## start

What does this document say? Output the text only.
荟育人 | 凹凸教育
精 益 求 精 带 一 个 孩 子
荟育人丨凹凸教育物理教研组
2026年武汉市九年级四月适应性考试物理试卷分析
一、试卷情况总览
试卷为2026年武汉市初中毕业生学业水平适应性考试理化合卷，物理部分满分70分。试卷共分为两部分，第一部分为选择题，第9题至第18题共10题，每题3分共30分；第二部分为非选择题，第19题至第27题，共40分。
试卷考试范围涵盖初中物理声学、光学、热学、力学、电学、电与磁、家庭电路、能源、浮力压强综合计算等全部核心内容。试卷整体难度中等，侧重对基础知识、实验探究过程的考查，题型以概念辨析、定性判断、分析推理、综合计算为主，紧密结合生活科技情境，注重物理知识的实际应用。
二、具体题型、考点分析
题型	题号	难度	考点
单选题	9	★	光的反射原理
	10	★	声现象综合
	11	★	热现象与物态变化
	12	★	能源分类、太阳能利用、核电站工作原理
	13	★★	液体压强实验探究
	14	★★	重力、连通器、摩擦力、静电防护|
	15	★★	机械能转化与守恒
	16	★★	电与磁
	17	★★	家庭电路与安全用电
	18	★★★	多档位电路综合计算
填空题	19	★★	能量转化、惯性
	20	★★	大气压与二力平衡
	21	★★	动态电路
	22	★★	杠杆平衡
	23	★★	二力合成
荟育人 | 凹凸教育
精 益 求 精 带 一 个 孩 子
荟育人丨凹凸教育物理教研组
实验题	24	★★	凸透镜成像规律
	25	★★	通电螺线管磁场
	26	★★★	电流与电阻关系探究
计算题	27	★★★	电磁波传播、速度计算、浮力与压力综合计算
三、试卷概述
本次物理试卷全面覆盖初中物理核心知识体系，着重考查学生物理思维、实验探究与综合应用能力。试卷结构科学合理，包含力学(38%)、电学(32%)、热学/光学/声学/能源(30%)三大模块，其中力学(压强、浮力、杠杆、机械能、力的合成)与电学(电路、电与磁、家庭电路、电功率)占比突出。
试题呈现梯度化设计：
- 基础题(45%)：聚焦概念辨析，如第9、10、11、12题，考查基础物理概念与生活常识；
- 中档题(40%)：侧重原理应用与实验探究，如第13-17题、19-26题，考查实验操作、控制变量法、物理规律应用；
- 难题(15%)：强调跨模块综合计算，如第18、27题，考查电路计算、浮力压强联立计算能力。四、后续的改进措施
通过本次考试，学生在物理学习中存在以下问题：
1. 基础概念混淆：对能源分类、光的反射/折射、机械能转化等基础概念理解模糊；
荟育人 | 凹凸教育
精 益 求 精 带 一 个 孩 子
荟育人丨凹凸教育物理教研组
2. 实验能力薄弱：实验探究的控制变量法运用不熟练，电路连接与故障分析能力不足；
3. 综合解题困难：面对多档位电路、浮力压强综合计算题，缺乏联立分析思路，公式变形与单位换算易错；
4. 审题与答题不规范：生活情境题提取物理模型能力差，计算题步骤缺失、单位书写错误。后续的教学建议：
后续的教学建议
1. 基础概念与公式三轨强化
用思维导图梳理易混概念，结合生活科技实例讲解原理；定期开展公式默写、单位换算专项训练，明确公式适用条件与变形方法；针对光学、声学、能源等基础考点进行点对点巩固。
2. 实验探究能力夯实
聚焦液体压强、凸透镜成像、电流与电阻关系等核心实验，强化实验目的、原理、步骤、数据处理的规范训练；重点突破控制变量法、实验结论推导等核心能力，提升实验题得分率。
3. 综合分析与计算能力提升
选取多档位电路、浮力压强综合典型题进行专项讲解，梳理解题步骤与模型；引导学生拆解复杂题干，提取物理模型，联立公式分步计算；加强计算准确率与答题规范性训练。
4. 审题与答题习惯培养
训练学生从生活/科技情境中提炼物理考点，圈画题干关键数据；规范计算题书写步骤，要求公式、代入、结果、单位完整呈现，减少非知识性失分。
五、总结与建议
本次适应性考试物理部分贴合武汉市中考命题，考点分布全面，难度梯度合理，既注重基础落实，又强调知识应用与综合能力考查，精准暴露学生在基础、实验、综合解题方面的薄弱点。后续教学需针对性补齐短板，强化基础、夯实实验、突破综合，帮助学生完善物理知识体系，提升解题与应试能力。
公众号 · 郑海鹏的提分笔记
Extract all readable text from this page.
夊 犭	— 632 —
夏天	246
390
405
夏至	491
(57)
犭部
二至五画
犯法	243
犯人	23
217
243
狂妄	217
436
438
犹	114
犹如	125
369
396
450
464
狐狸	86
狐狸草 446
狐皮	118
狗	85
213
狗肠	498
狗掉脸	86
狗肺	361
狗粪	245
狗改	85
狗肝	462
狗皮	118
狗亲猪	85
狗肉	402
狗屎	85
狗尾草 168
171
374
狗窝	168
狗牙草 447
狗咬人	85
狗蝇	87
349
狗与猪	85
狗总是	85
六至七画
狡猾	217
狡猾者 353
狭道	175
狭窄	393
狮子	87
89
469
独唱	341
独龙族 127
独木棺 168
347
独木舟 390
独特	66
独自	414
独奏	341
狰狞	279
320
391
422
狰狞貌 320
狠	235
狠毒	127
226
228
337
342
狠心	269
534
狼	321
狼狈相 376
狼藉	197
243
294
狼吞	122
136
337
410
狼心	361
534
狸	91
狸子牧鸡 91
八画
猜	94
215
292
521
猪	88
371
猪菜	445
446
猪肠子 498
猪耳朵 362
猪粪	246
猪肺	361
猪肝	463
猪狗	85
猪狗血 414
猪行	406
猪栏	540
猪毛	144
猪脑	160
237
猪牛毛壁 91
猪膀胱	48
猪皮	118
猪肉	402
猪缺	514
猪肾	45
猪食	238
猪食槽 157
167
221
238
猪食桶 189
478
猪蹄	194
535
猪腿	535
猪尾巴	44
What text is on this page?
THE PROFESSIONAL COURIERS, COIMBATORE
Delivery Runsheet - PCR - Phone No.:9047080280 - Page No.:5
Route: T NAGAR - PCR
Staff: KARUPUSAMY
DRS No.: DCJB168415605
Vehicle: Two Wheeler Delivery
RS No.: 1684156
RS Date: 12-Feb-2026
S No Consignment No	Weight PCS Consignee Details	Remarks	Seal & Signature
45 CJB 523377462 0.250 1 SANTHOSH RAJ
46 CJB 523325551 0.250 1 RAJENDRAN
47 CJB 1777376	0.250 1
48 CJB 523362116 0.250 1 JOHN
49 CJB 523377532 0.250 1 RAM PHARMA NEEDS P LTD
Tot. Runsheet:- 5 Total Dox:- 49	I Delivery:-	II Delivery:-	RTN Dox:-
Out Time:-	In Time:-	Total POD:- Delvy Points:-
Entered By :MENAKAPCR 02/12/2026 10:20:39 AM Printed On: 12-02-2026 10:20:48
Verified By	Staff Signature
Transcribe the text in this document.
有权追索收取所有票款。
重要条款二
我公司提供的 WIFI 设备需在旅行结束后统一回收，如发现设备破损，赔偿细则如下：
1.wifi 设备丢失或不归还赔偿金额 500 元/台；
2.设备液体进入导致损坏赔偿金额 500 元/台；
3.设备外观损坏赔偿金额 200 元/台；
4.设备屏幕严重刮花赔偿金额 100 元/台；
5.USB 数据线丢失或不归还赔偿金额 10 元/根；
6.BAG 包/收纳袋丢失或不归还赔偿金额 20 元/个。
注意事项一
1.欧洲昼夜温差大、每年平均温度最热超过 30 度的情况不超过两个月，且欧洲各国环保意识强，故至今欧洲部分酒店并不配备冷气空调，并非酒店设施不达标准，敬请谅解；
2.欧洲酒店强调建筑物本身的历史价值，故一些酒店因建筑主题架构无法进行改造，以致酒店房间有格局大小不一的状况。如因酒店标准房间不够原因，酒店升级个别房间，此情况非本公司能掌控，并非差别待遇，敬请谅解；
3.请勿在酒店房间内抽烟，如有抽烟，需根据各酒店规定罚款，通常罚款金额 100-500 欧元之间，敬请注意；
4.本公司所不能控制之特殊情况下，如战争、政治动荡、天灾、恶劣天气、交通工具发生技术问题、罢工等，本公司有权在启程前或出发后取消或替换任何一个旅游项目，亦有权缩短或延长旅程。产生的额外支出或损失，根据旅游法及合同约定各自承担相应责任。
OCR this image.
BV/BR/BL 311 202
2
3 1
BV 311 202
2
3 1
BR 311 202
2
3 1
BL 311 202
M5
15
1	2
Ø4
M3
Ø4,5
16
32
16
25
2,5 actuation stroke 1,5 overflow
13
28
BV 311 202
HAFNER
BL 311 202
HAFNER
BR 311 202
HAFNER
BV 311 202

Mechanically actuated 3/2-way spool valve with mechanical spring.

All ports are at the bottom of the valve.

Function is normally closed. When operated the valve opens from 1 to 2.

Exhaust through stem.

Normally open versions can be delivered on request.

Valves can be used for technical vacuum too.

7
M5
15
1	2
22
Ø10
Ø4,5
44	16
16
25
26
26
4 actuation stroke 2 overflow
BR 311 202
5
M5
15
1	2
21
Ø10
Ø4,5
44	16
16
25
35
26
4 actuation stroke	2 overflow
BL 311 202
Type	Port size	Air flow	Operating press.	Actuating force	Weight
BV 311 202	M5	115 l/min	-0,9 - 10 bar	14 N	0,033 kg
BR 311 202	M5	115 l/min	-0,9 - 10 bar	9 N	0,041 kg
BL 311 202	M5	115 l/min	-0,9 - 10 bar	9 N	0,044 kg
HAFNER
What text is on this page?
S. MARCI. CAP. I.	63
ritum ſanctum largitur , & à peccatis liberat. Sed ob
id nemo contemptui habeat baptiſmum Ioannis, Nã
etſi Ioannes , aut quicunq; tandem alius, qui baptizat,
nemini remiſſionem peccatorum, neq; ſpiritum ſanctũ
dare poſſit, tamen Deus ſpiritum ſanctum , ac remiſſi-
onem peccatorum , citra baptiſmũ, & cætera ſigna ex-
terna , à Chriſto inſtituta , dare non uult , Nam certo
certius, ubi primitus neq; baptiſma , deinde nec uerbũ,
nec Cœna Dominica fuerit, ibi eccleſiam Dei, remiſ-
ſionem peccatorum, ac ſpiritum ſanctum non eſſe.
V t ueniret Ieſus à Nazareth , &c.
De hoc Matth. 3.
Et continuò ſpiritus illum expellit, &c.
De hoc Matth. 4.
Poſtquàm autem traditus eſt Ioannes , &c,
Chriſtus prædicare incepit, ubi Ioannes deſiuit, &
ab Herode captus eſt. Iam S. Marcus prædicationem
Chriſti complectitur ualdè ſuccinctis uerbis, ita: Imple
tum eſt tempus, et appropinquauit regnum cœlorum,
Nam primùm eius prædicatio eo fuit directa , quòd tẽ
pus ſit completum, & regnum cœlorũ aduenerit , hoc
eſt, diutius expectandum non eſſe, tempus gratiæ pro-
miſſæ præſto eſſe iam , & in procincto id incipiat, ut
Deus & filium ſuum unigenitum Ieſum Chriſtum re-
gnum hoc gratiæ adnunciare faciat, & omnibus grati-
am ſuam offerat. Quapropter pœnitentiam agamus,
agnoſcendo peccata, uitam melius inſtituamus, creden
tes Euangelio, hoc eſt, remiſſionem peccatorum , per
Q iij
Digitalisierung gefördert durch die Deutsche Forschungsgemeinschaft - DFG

## end

• _Work to complete_
Which lines include "Signature"? Copy each of them out.

• _Exercise result_
S No Consignment No	Weight PCS Consignee Details	Remarks	Seal & Signature
Verified By	Staff Signature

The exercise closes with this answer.